Where a line of the listing below includes the word "inkl", reproduce that line.

···

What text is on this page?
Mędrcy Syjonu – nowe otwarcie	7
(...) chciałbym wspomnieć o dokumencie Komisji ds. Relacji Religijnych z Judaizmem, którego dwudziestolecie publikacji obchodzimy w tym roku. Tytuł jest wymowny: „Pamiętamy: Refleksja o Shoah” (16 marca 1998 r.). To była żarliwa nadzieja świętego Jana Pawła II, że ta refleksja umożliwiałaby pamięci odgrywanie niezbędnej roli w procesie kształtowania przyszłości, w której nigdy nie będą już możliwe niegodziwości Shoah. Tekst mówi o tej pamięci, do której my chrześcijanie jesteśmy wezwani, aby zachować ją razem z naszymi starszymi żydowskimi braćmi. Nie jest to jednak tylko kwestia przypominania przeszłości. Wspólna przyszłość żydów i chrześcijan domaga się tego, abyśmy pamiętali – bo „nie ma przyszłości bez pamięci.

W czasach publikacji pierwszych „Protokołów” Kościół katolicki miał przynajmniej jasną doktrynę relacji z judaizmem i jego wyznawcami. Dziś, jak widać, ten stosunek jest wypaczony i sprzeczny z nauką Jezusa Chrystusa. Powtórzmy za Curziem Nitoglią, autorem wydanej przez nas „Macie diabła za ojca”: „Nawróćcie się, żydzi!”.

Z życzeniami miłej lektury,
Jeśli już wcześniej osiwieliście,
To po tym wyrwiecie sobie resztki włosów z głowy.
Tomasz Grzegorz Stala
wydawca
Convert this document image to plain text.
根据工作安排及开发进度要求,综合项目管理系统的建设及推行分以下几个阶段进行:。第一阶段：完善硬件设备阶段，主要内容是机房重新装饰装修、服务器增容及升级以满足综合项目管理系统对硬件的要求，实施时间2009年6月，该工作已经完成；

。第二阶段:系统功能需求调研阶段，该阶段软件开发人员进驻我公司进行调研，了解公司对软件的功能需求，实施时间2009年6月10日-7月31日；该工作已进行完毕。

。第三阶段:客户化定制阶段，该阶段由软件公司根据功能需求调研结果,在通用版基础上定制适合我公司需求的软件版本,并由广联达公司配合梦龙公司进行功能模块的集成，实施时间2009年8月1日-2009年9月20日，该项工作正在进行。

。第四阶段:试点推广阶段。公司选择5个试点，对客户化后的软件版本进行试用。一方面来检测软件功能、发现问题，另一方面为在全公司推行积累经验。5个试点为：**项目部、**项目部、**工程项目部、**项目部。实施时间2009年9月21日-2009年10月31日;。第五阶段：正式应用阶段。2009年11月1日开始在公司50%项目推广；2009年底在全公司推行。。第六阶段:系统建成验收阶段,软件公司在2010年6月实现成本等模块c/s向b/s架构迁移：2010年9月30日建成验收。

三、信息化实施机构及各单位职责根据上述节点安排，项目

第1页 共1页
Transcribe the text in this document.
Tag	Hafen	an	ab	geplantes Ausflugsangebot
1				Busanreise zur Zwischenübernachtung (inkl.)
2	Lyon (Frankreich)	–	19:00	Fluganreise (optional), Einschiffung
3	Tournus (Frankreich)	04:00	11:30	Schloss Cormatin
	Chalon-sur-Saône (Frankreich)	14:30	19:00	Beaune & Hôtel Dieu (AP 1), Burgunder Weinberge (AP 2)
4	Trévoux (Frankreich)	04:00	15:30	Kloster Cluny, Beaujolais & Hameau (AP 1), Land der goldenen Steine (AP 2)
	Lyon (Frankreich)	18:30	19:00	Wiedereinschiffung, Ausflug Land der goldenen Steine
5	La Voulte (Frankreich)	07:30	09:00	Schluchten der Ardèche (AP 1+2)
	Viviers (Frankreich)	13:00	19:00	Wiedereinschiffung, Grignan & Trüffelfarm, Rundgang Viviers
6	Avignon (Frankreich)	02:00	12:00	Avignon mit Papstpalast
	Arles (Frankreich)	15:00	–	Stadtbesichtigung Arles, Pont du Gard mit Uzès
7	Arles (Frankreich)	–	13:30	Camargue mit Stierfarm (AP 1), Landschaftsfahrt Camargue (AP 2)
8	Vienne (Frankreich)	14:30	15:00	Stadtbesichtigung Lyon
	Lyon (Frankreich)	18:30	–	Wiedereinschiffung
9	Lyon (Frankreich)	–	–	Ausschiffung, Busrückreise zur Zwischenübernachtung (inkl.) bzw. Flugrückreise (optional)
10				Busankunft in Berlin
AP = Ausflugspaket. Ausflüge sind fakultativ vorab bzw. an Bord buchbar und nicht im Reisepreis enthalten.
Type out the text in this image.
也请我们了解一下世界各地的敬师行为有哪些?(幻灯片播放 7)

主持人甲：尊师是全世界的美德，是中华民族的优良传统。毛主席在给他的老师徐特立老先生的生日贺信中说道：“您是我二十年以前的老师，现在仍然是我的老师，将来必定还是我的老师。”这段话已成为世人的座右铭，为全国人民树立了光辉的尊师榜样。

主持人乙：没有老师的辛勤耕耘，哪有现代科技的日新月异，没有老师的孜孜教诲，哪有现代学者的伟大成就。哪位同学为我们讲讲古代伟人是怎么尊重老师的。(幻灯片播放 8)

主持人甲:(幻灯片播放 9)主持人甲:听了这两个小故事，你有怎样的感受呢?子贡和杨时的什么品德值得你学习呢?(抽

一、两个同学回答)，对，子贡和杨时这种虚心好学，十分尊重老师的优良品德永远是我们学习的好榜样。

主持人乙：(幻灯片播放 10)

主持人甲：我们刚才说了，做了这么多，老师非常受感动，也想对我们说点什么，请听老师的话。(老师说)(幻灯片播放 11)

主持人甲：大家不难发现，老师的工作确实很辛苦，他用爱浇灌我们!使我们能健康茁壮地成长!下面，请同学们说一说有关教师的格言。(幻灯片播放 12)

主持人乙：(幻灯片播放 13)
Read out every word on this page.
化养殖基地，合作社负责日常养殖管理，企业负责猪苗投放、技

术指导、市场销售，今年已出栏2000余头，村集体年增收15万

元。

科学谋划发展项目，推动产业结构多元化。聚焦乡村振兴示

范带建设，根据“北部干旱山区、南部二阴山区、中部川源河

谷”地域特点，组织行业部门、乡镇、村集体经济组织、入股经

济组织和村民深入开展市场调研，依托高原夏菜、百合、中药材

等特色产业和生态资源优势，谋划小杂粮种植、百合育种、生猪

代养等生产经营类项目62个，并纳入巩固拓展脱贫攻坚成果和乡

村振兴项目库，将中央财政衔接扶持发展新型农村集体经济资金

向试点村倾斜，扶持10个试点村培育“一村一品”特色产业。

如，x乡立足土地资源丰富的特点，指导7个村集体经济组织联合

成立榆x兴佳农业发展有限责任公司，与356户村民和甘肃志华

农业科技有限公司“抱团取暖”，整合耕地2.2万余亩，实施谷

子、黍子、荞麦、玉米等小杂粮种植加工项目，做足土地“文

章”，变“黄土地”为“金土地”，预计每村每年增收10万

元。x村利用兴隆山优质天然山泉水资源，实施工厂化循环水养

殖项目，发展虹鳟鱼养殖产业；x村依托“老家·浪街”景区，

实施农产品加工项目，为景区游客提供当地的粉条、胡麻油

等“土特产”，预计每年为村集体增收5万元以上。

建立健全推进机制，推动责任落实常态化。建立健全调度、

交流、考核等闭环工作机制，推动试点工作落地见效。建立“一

···

**Full answer**
1				Busanreise zur Zwischenübernachtung (inkl.)
9	Lyon (Frankreich)	–	–	Ausschiffung, Busrückreise zur Zwischenübernachtung (inkl.) bzw. Flugrückreise (optional)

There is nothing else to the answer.